| DO THIS |
Copy each line below that contains "JSON".

***** ENTRIES *****

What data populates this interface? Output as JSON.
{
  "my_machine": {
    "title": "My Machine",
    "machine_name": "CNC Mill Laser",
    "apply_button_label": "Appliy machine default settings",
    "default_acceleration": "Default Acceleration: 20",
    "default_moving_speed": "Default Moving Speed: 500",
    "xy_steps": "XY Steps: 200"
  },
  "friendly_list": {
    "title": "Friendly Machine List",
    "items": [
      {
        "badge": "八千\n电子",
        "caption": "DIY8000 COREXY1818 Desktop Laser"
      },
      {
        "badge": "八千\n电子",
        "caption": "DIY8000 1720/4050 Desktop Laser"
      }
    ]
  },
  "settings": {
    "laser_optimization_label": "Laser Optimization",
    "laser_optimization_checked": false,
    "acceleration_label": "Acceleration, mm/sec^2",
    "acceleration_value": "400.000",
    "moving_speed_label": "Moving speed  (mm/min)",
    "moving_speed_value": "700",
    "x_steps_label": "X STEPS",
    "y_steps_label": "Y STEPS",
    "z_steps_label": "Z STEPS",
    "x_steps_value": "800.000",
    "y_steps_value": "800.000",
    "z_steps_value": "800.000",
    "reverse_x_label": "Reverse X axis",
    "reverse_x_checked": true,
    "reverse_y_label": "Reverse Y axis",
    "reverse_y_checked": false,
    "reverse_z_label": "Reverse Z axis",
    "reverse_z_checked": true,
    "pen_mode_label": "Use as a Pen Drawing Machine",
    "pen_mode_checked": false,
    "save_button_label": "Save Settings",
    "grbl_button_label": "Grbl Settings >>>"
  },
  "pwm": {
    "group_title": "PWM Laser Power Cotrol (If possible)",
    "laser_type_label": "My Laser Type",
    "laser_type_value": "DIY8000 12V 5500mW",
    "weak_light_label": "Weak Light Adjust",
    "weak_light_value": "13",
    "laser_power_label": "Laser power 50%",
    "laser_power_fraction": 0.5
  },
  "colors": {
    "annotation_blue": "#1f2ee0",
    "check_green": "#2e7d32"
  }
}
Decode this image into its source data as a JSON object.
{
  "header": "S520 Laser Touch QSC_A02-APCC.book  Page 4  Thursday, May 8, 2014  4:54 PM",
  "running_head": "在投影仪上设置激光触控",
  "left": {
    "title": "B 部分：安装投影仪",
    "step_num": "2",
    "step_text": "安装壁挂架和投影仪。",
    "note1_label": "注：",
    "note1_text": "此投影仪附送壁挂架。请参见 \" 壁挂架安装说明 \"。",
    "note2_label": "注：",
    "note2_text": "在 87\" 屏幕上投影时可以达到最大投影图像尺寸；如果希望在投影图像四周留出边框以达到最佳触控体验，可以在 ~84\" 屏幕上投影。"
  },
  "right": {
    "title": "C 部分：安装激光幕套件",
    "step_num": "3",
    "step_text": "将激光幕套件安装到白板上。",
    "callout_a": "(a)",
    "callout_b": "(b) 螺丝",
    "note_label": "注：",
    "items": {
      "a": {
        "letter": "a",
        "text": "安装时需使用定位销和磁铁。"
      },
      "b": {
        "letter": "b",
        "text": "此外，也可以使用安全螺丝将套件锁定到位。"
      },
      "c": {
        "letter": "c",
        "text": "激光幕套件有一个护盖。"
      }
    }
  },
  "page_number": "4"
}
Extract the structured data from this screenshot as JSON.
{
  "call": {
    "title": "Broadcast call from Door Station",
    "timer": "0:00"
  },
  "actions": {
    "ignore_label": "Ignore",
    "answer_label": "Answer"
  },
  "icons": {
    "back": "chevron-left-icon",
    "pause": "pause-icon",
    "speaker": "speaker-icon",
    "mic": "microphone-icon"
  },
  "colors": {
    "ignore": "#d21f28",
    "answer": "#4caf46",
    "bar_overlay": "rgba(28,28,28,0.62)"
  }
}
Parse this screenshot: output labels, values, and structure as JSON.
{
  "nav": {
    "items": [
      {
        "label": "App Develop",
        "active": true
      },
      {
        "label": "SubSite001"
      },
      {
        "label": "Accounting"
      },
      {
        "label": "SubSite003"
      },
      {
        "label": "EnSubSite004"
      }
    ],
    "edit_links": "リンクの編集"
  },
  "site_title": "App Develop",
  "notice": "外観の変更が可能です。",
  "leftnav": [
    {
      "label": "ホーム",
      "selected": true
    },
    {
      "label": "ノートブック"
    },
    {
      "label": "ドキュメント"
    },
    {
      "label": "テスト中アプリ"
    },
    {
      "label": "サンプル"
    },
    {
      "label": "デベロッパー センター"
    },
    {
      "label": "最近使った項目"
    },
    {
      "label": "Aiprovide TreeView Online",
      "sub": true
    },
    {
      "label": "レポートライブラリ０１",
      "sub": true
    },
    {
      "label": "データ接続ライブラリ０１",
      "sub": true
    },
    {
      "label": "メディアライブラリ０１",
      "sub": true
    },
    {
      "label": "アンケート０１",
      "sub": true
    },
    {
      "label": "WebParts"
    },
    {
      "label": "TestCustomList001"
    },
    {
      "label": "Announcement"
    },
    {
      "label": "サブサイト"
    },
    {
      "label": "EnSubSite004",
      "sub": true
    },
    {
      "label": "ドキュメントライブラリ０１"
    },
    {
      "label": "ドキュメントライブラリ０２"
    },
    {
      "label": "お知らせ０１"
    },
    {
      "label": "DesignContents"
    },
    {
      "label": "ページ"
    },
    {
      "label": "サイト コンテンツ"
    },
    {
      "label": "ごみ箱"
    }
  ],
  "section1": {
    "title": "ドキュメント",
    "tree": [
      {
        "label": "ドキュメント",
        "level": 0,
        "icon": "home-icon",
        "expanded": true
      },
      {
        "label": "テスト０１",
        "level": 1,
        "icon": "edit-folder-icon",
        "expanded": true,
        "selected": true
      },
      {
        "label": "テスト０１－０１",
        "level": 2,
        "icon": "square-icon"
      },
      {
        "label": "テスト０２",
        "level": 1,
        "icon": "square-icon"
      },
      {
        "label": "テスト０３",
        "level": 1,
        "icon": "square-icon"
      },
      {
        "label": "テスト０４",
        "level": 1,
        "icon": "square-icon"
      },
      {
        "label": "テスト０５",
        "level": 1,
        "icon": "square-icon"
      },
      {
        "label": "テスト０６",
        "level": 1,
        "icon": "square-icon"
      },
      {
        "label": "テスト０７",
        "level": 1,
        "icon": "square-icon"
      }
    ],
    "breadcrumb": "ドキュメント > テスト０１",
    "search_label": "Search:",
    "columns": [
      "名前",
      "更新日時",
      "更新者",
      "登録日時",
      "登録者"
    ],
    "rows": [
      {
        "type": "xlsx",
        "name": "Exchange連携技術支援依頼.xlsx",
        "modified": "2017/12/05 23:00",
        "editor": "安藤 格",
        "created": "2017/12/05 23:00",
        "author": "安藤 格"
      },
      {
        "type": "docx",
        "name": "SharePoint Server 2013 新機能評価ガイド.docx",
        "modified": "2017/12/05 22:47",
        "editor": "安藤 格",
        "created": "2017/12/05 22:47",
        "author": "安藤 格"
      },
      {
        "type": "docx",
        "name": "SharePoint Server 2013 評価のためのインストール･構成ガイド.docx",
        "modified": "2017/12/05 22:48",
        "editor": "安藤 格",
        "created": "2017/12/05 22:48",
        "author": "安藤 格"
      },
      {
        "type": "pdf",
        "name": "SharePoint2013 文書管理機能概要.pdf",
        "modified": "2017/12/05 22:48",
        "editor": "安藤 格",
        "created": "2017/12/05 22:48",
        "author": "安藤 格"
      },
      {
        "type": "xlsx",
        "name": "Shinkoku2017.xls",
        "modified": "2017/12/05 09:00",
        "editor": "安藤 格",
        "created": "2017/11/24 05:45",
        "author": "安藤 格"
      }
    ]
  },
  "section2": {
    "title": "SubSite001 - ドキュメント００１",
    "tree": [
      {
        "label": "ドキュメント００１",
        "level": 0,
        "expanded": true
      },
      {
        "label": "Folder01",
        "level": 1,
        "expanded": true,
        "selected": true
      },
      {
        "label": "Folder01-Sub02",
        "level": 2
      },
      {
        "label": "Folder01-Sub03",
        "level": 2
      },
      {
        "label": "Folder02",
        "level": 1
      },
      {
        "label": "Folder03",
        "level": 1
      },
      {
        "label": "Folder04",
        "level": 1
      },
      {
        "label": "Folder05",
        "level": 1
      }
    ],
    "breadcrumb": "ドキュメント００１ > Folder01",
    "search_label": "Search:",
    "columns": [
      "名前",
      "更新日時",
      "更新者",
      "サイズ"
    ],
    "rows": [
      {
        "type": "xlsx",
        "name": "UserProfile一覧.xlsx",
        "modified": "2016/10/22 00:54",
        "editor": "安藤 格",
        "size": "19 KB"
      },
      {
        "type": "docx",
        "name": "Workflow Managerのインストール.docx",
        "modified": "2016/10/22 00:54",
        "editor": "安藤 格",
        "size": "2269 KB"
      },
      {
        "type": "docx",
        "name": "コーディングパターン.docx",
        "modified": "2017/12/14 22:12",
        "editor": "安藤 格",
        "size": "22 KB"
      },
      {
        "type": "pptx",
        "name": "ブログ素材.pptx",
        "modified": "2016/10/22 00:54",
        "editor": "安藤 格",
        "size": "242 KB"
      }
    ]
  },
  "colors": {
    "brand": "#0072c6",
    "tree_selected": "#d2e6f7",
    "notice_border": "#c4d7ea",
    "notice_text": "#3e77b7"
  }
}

*****

| RESPONSE |
What data populates this interface? Output as JSON.
Decode this image into its source data as a JSON object.
Extract the structured data from this screenshot as JSON.
Parse this screenshot: output labels, values, and structure as JSON.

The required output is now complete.